* [Dataset records]
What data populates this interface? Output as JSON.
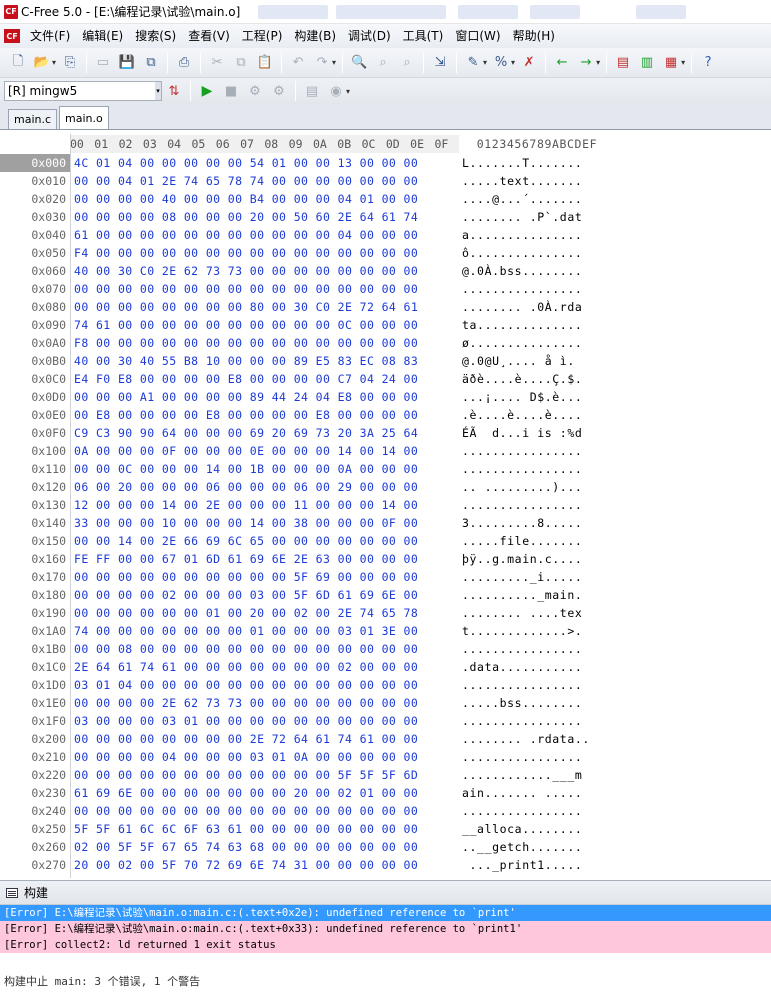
{
  "window": {
    "title": "C-Free 5.0 - [E:\\编程记录\\试验\\main.o]"
  },
  "menu": [
    "文件(F)",
    "编辑(E)",
    "搜索(S)",
    "查看(V)",
    "工程(P)",
    "构建(B)",
    "调试(D)",
    "工具(T)",
    "窗口(W)",
    "帮助(H)"
  ],
  "compiler": {
    "selected": "[R] mingw5"
  },
  "tabs": [
    {
      "label": "main.c"
    },
    {
      "label": "main.o"
    }
  ],
  "hex": {
    "header_cols": [
      "00",
      "01",
      "02",
      "03",
      "04",
      "05",
      "06",
      "07",
      "08",
      "09",
      "0A",
      "0B",
      "0C",
      "0D",
      "0E",
      "0F"
    ],
    "ascii_header": "0123456789ABCDEF",
    "rows": [
      {
        "offset": "0x000",
        "bytes": "4C 01 04 00 00 00 00 00 54 01 00 00 13 00 00 00",
        "ascii": "L.......T......."
      },
      {
        "offset": "0x010",
        "bytes": "00 00 04 01 2E 74 65 78 74 00 00 00 00 00 00 00",
        "ascii": ".....text......."
      },
      {
        "offset": "0x020",
        "bytes": "00 00 00 00 40 00 00 00 B4 00 00 00 04 01 00 00",
        "ascii": "....@...´......."
      },
      {
        "offset": "0x030",
        "bytes": "00 00 00 00 08 00 00 00 20 00 50 60 2E 64 61 74",
        "ascii": "........ .P`.dat"
      },
      {
        "offset": "0x040",
        "bytes": "61 00 00 00 00 00 00 00 00 00 00 00 04 00 00 00",
        "ascii": "a..............."
      },
      {
        "offset": "0x050",
        "bytes": "F4 00 00 00 00 00 00 00 00 00 00 00 00 00 00 00",
        "ascii": "ô..............."
      },
      {
        "offset": "0x060",
        "bytes": "40 00 30 C0 2E 62 73 73 00 00 00 00 00 00 00 00",
        "ascii": "@.0À.bss........"
      },
      {
        "offset": "0x070",
        "bytes": "00 00 00 00 00 00 00 00 00 00 00 00 00 00 00 00",
        "ascii": "................"
      },
      {
        "offset": "0x080",
        "bytes": "00 00 00 00 00 00 00 00 80 00 30 C0 2E 72 64 61",
        "ascii": "........ .0À.rda"
      },
      {
        "offset": "0x090",
        "bytes": "74 61 00 00 00 00 00 00 00 00 00 00 0C 00 00 00",
        "ascii": "ta.............."
      },
      {
        "offset": "0x0A0",
        "bytes": "F8 00 00 00 00 00 00 00 00 00 00 00 00 00 00 00",
        "ascii": "ø..............."
      },
      {
        "offset": "0x0B0",
        "bytes": "40 00 30 40 55 B8 10 00 00 00 89 E5 83 EC 08 83",
        "ascii": "@.0@U¸.... å ì. "
      },
      {
        "offset": "0x0C0",
        "bytes": "E4 F0 E8 00 00 00 00 E8 00 00 00 00 C7 04 24 00",
        "ascii": "äðè....è....Ç.$."
      },
      {
        "offset": "0x0D0",
        "bytes": "00 00 00 A1 00 00 00 00 89 44 24 04 E8 00 00 00",
        "ascii": "...¡.... D$.è..."
      },
      {
        "offset": "0x0E0",
        "bytes": "00 E8 00 00 00 00 E8 00 00 00 00 E8 00 00 00 00",
        "ascii": ".è....è....è...."
      },
      {
        "offset": "0x0F0",
        "bytes": "C9 C3 90 90 64 00 00 00 69 20 69 73 20 3A 25 64",
        "ascii": "ÉÃ  d...i is :%d"
      },
      {
        "offset": "0x100",
        "bytes": "0A 00 00 00 0F 00 00 00 0E 00 00 00 14 00 14 00",
        "ascii": "................"
      },
      {
        "offset": "0x110",
        "bytes": "00 00 0C 00 00 00 14 00 1B 00 00 00 0A 00 00 00",
        "ascii": "................"
      },
      {
        "offset": "0x120",
        "bytes": "06 00 20 00 00 00 06 00 00 00 06 00 29 00 00 00",
        "ascii": ".. .........)..."
      },
      {
        "offset": "0x130",
        "bytes": "12 00 00 00 14 00 2E 00 00 00 11 00 00 00 14 00",
        "ascii": "................"
      },
      {
        "offset": "0x140",
        "bytes": "33 00 00 00 10 00 00 00 14 00 38 00 00 00 0F 00",
        "ascii": "3.........8....."
      },
      {
        "offset": "0x150",
        "bytes": "00 00 14 00 2E 66 69 6C 65 00 00 00 00 00 00 00",
        "ascii": ".....file......."
      },
      {
        "offset": "0x160",
        "bytes": "FE FF 00 00 67 01 6D 61 69 6E 2E 63 00 00 00 00",
        "ascii": "þÿ..g.main.c...."
      },
      {
        "offset": "0x170",
        "bytes": "00 00 00 00 00 00 00 00 00 00 5F 69 00 00 00 00",
        "ascii": "........._i....."
      },
      {
        "offset": "0x180",
        "bytes": "00 00 00 00 02 00 00 00 03 00 5F 6D 61 69 6E 00",
        "ascii": ".........._main."
      },
      {
        "offset": "0x190",
        "bytes": "00 00 00 00 00 00 01 00 20 00 02 00 2E 74 65 78",
        "ascii": "........ ....tex"
      },
      {
        "offset": "0x1A0",
        "bytes": "74 00 00 00 00 00 00 00 01 00 00 00 03 01 3E 00",
        "ascii": "t.............>."
      },
      {
        "offset": "0x1B0",
        "bytes": "00 00 08 00 00 00 00 00 00 00 00 00 00 00 00 00",
        "ascii": "................"
      },
      {
        "offset": "0x1C0",
        "bytes": "2E 64 61 74 61 00 00 00 00 00 00 00 02 00 00 00",
        "ascii": ".data..........."
      },
      {
        "offset": "0x1D0",
        "bytes": "03 01 04 00 00 00 00 00 00 00 00 00 00 00 00 00",
        "ascii": "................"
      },
      {
        "offset": "0x1E0",
        "bytes": "00 00 00 00 2E 62 73 73 00 00 00 00 00 00 00 00",
        "ascii": ".....bss........"
      },
      {
        "offset": "0x1F0",
        "bytes": "03 00 00 00 03 01 00 00 00 00 00 00 00 00 00 00",
        "ascii": "................"
      },
      {
        "offset": "0x200",
        "bytes": "00 00 00 00 00 00 00 00 2E 72 64 61 74 61 00 00",
        "ascii": "........ .rdata.."
      },
      {
        "offset": "0x210",
        "bytes": "00 00 00 00 04 00 00 00 03 01 0A 00 00 00 00 00",
        "ascii": "................"
      },
      {
        "offset": "0x220",
        "bytes": "00 00 00 00 00 00 00 00 00 00 00 00 5F 5F 5F 6D",
        "ascii": "............___m"
      },
      {
        "offset": "0x230",
        "bytes": "61 69 6E 00 00 00 00 00 00 00 20 00 02 01 00 00",
        "ascii": "ain....... ....."
      },
      {
        "offset": "0x240",
        "bytes": "00 00 00 00 00 00 00 00 00 00 00 00 00 00 00 00",
        "ascii": "................"
      },
      {
        "offset": "0x250",
        "bytes": "5F 5F 61 6C 6C 6F 63 61 00 00 00 00 00 00 00 00",
        "ascii": "__alloca........"
      },
      {
        "offset": "0x260",
        "bytes": "02 00 5F 5F 67 65 74 63 68 00 00 00 00 00 00 00",
        "ascii": "..__getch......."
      },
      {
        "offset": "0x270",
        "bytes": "20 00 02 00 5F 70 72 69 6E 74 31 00 00 00 00 00",
        "ascii": " ..._print1....."
      }
    ]
  },
  "build": {
    "title": "构建",
    "messages": [
      "[Error] E:\\编程记录\\试验\\main.o:main.c:(.text+0x2e): undefined reference to `print'",
      "[Error] E:\\编程记录\\试验\\main.o:main.c:(.text+0x33): undefined reference to `print1'",
      "[Error] collect2: ld returned 1 exit status"
    ],
    "summary": "构建中止 main: 3 个错误, 1 个警告"
  }
}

* [Aim of the exercise]
Give back the entries verbatim. Do not include any picture.

* [The solution]
What data populates this interface? Output as JSON.
{
  "window": {
    "title": "C-Free 5.0 - [E:\\编程记录\\试验\\main.o]"
  },
  "menu": [
    "文件(F)",
    "编辑(E)",
    "搜索(S)",
    "查看(V)",
    "工程(P)",
    "构建(B)",
    "调试(D)",
    "工具(T)",
    "窗口(W)",
    "帮助(H)"
  ],
  "compiler": {
    "selected": "[R] mingw5"
  },
  "tabs": [
    {
      "label": "main.c"
    },
    {
      "label": "main.o"
    }
  ],
  "hex": {
    "header_cols": [
      "00",
      "01",
      "02",
      "03",
      "04",
      "05",
      "06",
      "07",
      "08",
      "09",
      "0A",
      "0B",
      "0C",
      "0D",
      "0E",
      "0F"
    ],
    "ascii_header": "0123456789ABCDEF",
    "rows": [
      {
        "offset": "0x000",
        "bytes": "4C 01 04 00 00 00 00 00 54 01 00 00 13 00 00 00",
        "ascii": "L.......T......."
      },
      {
        "offset": "0x010",
        "bytes": "00 00 04 01 2E 74 65 78 74 00 00 00 00 00 00 00",
        "ascii": ".....text......."
      },
      {
        "offset": "0x020",
        "bytes": "00 00 00 00 40 00 00 00 B4 00 00 00 04 01 00 00",
        "ascii": "....@...´......."
      },
      {
        "offset": "0x030",
        "bytes": "00 00 00 00 08 00 00 00 20 00 50 60 2E 64 61 74",
        "ascii": "........ .P`.dat"
      },
      {
        "offset": "0x040",
        "bytes": "61 00 00 00 00 00 00 00 00 00 00 00 04 00 00 00",
        "ascii": "a..............."
      },
      {
        "offset": "0x050",
        "bytes": "F4 00 00 00 00 00 00 00 00 00 00 00 00 00 00 00",
        "ascii": "ô..............."
      },
      {
        "offset": "0x060",
        "bytes": "40 00 30 C0 2E 62 73 73 00 00 00 00 00 00 00 00",
        "ascii": "@.0À.bss........"
      },
      {
        "offset": "0x070",
        "bytes": "00 00 00 00 00 00 00 00 00 00 00 00 00 00 00 00",
        "ascii": "................"
      },
      {
        "offset": "0x080",
        "bytes": "00 00 00 00 00 00 00 00 80 00 30 C0 2E 72 64 61",
        "ascii": "........ .0À.rda"
      },
      {
        "offset": "0x090",
        "bytes": "74 61 00 00 00 00 00 00 00 00 00 00 0C 00 00 00",
        "ascii": "ta.............."
      },
      {
        "offset": "0x0A0",
        "bytes": "F8 00 00 00 00 00 00 00 00 00 00 00 00 00 00 00",
        "ascii": "ø..............."
      },
      {
        "offset": "0x0B0",
        "bytes": "40 00 30 40 55 B8 10 00 00 00 89 E5 83 EC 08 83",
        "ascii": "@.0@U¸.... å ì. "
      },
      {
        "offset": "0x0C0",
        "bytes": "E4 F0 E8 00 00 00 00 E8 00 00 00 00 C7 04 24 00",
        "ascii": "äðè....è....Ç.$."
      },
      {
        "offset": "0x0D0",
        "bytes": "00 00 00 A1 00 00 00 00 89 44 24 04 E8 00 00 00",
        "ascii": "...¡.... D$.è..."
      },
      {
        "offset": "0x0E0",
        "bytes": "00 E8 00 00 00 00 E8 00 00 00 00 E8 00 00 00 00",
        "ascii": ".è....è....è...."
      },
      {
        "offset": "0x0F0",
        "bytes": "C9 C3 90 90 64 00 00 00 69 20 69 73 20 3A 25 64",
        "ascii": "ÉÃ  d...i is :%d"
      },
      {
        "offset": "0x100",
        "bytes": "0A 00 00 00 0F 00 00 00 0E 00 00 00 14 00 14 00",
        "ascii": "................"
      },
      {
        "offset": "0x110",
        "bytes": "00 00 0C 00 00 00 14 00 1B 00 00 00 0A 00 00 00",
        "ascii": "................"
      },
      {
        "offset": "0x120",
        "bytes": "06 00 20 00 00 00 06 00 00 00 06 00 29 00 00 00",
        "ascii": ".. .........)..."
      },
      {
        "offset": "0x130",
        "bytes": "12 00 00 00 14 00 2E 00 00 00 11 00 00 00 14 00",
        "ascii": "................"
      },
      {
        "offset": "0x140",
        "bytes": "33 00 00 00 10 00 00 00 14 00 38 00 00 00 0F 00",
        "ascii": "3.........8....."
      },
      {
        "offset": "0x150",
        "bytes": "00 00 14 00 2E 66 69 6C 65 00 00 00 00 00 00 00",
        "ascii": ".....file......."
      },
      {
        "offset": "0x160",
        "bytes": "FE FF 00 00 67 01 6D 61 69 6E 2E 63 00 00 00 00",
        "ascii": "þÿ..g.main.c...."
      },
      {
        "offset": "0x170",
        "bytes": "00 00 00 00 00 00 00 00 00 00 5F 69 00 00 00 00",
        "ascii": "........._i....."
      },
      {
        "offset": "0x180",
        "bytes": "00 00 00 00 02 00 00 00 03 00 5F 6D 61 69 6E 00",
        "ascii": ".........._main."
      },
      {
        "offset": "0x190",
        "bytes": "00 00 00 00 00 00 01 00 20 00 02 00 2E 74 65 78",
        "ascii": "........ ....tex"
      },
      {
        "offset": "0x1A0",
        "bytes": "74 00 00 00 00 00 00 00 01 00 00 00 03 01 3E 00",
        "ascii": "t.............>."
      },
      {
        "offset": "0x1B0",
        "bytes": "00 00 08 00 00 00 00 00 00 00 00 00 00 00 00 00",
        "ascii": "................"
      },
      {
        "offset": "0x1C0",
        "bytes": "2E 64 61 74 61 00 00 00 00 00 00 00 02 00 00 00",
        "ascii": ".data..........."
      },
      {
        "offset": "0x1D0",
        "bytes": "03 01 04 00 00 00 00 00 00 00 00 00 00 00 00 00",
        "ascii": "................"
      },
      {
        "offset": "0x1E0",
        "bytes": "00 00 00 00 2E 62 73 73 00 00 00 00 00 00 00 00",
        "ascii": ".....bss........"
      },
      {
        "offset": "0x1F0",
        "bytes": "03 00 00 00 03 01 00 00 00 00 00 00 00 00 00 00",
        "ascii": "................"
      },
      {
        "offset": "0x200",
        "bytes": "00 00 00 00 00 00 00 00 2E 72 64 61 74 61 00 00",
        "ascii": "........ .rdata.."
      },
      {
        "offset": "0x210",
        "bytes": "00 00 00 00 04 00 00 00 03 01 0A 00 00 00 00 00",
        "ascii": "................"
      },
      {
        "offset": "0x220",
        "bytes": "00 00 00 00 00 00 00 00 00 00 00 00 5F 5F 5F 6D",
        "ascii": "............___m"
      },
      {
        "offset": "0x230",
        "bytes": "61 69 6E 00 00 00 00 00 00 00 20 00 02 01 00 00",
        "ascii": "ain....... ....."
      },
      {
        "offset": "0x240",
        "bytes": "00 00 00 00 00 00 00 00 00 00 00 00 00 00 00 00",
        "ascii": "................"
      },
      {
        "offset": "0x250",
        "bytes": "5F 5F 61 6C 6C 6F 63 61 00 00 00 00 00 00 00 00",
        "ascii": "__alloca........"
      },
      {
        "offset": "0x260",
        "bytes": "02 00 5F 5F 67 65 74 63 68 00 00 00 00 00 00 00",
        "ascii": "..__getch......."
      },
      {
        "offset": "0x270",
        "bytes": "20 00 02 00 5F 70 72 69 6E 74 31 00 00 00 00 00",
        "ascii": " ..._print1....."
      }
    ]
  },
  "build": {
    "title": "构建",
    "messages": [
      "[Error] E:\\编程记录\\试验\\main.o:main.c:(.text+0x2e): undefined reference to `print'",
      "[Error] E:\\编程记录\\试验\\main.o:main.c:(.text+0x33): undefined reference to `print1'",
      "[Error] collect2: ld returned 1 exit status"
    ],
    "summary": "构建中止 main: 3 个错误, 1 个警告"
  }
}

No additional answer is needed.